▶ [TO DO]: Print the records below exactly as they appear.

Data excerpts

*****

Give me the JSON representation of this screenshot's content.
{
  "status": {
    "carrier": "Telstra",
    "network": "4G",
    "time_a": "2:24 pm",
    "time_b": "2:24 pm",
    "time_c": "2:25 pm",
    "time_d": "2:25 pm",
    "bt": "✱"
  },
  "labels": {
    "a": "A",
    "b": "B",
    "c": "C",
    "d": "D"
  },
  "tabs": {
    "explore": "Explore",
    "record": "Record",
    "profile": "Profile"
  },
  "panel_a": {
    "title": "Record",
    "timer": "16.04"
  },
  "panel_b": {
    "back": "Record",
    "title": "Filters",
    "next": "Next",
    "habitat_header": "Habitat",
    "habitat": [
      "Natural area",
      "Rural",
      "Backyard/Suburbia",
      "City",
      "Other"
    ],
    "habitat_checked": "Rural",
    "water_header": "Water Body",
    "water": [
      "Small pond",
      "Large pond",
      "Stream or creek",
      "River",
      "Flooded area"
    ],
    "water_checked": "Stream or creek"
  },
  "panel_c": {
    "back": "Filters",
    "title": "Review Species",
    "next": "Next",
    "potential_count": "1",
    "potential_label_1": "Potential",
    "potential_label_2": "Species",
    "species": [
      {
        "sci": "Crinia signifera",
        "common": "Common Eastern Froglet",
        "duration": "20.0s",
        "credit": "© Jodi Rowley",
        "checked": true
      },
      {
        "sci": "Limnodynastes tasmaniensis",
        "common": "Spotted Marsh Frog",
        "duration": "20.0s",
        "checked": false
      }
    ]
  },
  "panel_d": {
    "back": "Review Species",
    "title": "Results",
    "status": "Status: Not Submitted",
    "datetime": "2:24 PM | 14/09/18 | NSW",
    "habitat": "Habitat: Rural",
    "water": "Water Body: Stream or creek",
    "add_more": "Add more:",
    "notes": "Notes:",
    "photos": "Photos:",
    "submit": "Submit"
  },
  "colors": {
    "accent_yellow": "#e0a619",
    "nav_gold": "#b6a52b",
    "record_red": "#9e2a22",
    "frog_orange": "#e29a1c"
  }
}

*****

▶ [EXPECTED ANSWER]:
Give me the JSON representation of this screenshot's content.
{
  "status": {
    "carrier": "Telstra",
    "network": "4G",
    "time_a": "2:24 pm",
    "time_b": "2:24 pm",
    "time_c": "2:25 pm",
    "time_d": "2:25 pm",
    "bt": "✱"
  },
  "labels": {
    "a": "A",
    "b": "B",
    "c": "C",
    "d": "D"
  },
  "tabs": {
    "explore": "Explore",
    "record": "Record",
    "profile": "Profile"
  },
  "panel_a": {
    "title": "Record",
    "timer": "16.04"
  },
  "panel_b": {
    "back": "Record",
    "title": "Filters",
    "next": "Next",
    "habitat_header": "Habitat",
    "habitat": [
      "Natural area",
      "Rural",
      "Backyard/Suburbia",
      "City",
      "Other"
    ],
    "habitat_checked": "Rural",
    "water_header": "Water Body",
    "water": [
      "Small pond",
      "Large pond",
      "Stream or creek",
      "River",
      "Flooded area"
    ],
    "water_checked": "Stream or creek"
  },
  "panel_c": {
    "back": "Filters",
    "title": "Review Species",
    "next": "Next",
    "potential_count": "1",
    "potential_label_1": "Potential",
    "potential_label_2": "Species",
    "species": [
      {
        "sci": "Crinia signifera",
        "common": "Common Eastern Froglet",
        "duration": "20.0s",
        "credit": "© Jodi Rowley",
        "checked": true
      },
      {
        "sci": "Limnodynastes tasmaniensis",
        "common": "Spotted Marsh Frog",
        "duration": "20.0s",
        "checked": false
      }
    ]
  },
  "panel_d": {
    "back": "Review Species",
    "title": "Results",
    "status": "Status: Not Submitted",
    "datetime": "2:24 PM | 14/09/18 | NSW",
    "habitat": "Habitat: Rural",
    "water": "Water Body: Stream or creek",
    "add_more": "Add more:",
    "notes": "Notes:",
    "photos": "Photos:",
    "submit": "Submit"
  },
  "colors": {
    "accent_yellow": "#e0a619",
    "nav_gold": "#b6a52b",
    "record_red": "#9e2a22",
    "frog_orange": "#e29a1c"
  }
}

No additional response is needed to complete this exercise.